START Records for this exercise

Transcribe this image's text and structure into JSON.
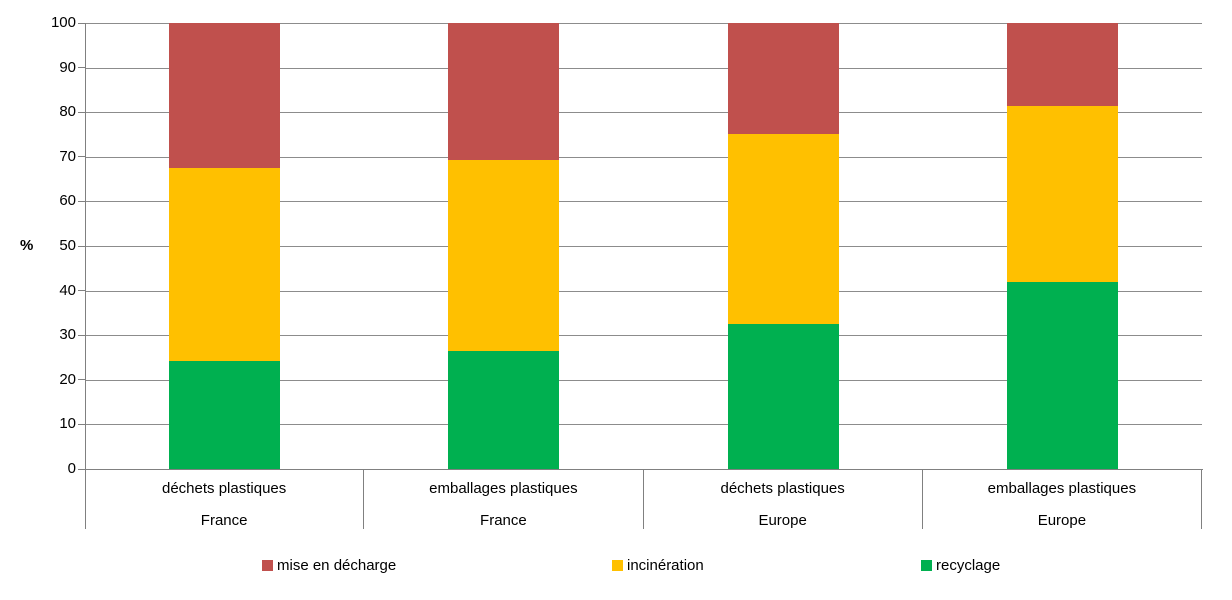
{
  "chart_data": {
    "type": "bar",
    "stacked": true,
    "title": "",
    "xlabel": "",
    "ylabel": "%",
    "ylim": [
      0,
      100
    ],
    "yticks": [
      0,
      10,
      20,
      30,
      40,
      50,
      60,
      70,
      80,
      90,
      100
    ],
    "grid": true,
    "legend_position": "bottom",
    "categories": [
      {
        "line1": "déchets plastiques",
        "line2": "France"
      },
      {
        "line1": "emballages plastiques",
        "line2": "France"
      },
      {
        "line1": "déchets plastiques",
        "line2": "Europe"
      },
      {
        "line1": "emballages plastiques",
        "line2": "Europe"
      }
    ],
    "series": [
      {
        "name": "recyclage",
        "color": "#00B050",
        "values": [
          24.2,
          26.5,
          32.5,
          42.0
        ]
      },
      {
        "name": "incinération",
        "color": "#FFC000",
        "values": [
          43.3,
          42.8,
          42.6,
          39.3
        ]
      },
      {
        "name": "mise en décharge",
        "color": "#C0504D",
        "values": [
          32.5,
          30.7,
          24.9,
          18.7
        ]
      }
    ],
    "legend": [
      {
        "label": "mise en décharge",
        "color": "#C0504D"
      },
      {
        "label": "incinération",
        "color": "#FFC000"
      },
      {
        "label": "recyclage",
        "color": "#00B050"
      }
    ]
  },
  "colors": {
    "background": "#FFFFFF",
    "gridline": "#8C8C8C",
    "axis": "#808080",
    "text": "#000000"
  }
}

END Records for this exercise
START Records for this exercise

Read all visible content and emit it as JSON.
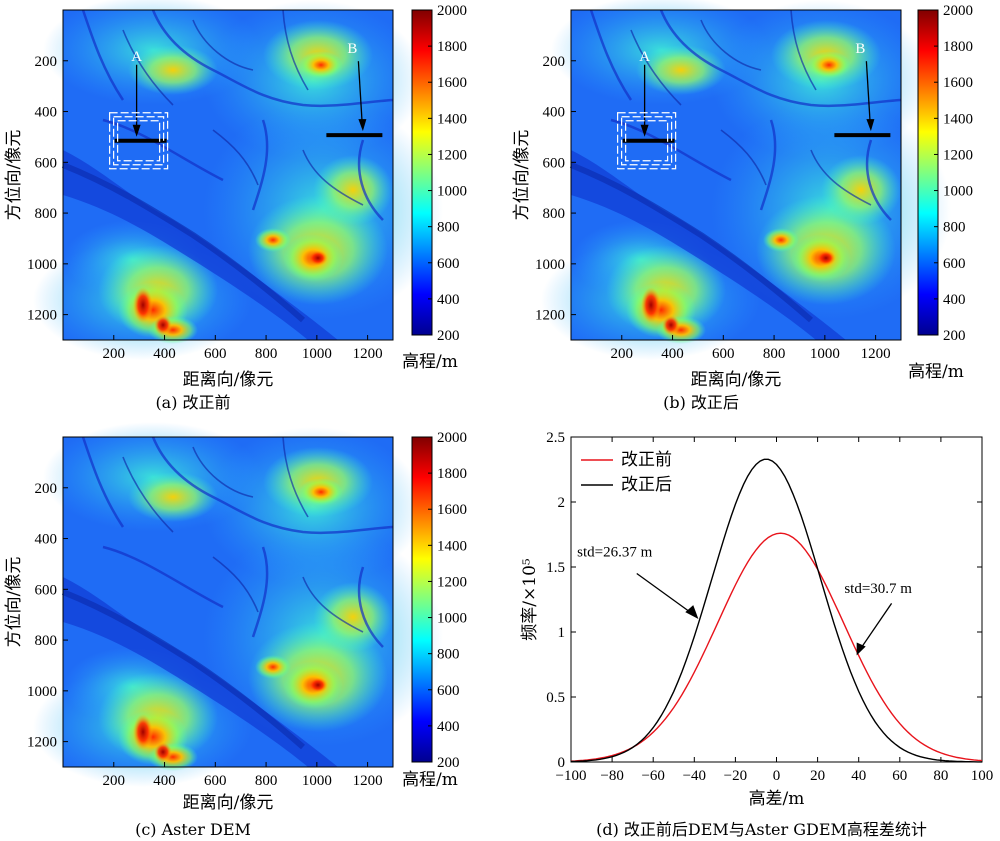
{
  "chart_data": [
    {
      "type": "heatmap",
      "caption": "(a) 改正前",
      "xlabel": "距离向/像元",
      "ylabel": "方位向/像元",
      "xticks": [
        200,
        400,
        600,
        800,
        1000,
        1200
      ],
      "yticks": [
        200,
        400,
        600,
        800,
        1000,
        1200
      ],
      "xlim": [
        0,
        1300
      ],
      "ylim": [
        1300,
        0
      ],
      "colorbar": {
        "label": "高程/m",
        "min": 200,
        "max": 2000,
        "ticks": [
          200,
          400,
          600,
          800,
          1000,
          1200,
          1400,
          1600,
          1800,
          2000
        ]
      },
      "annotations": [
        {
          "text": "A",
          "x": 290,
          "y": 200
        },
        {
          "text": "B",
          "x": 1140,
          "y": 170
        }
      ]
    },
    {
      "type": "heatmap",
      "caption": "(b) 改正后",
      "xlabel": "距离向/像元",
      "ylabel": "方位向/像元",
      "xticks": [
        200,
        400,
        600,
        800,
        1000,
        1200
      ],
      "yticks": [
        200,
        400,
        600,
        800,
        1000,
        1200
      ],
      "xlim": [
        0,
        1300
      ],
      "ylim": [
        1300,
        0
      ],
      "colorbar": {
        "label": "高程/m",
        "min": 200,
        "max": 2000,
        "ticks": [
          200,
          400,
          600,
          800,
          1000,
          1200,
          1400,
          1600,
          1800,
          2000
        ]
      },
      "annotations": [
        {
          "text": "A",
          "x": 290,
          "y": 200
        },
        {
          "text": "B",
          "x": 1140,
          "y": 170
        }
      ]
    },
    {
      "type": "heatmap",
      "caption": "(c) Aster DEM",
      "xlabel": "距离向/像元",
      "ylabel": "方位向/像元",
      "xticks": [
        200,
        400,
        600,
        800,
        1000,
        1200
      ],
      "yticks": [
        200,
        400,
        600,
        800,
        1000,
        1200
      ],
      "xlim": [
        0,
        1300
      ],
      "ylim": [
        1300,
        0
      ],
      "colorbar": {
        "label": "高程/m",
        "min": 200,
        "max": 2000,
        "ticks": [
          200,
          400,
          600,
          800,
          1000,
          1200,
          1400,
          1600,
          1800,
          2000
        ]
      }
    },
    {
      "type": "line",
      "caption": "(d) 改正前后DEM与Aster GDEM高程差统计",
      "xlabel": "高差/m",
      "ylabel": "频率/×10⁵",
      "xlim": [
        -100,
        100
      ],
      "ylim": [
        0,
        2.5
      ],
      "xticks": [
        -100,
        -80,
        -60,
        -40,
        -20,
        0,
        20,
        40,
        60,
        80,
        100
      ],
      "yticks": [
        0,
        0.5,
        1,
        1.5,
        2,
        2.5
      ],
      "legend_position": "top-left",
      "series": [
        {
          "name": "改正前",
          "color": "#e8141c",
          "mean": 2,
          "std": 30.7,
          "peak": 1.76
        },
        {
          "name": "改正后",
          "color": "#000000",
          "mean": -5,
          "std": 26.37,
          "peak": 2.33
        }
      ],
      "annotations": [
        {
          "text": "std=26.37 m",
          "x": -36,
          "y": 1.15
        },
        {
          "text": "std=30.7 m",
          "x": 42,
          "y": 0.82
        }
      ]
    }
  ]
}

END Records for this exercise

The task :: Search the data for the word "mise" and copy each line where it appears.

Output of the exercise ::
        "name": "mise en décharge",
        "label": "mise en décharge",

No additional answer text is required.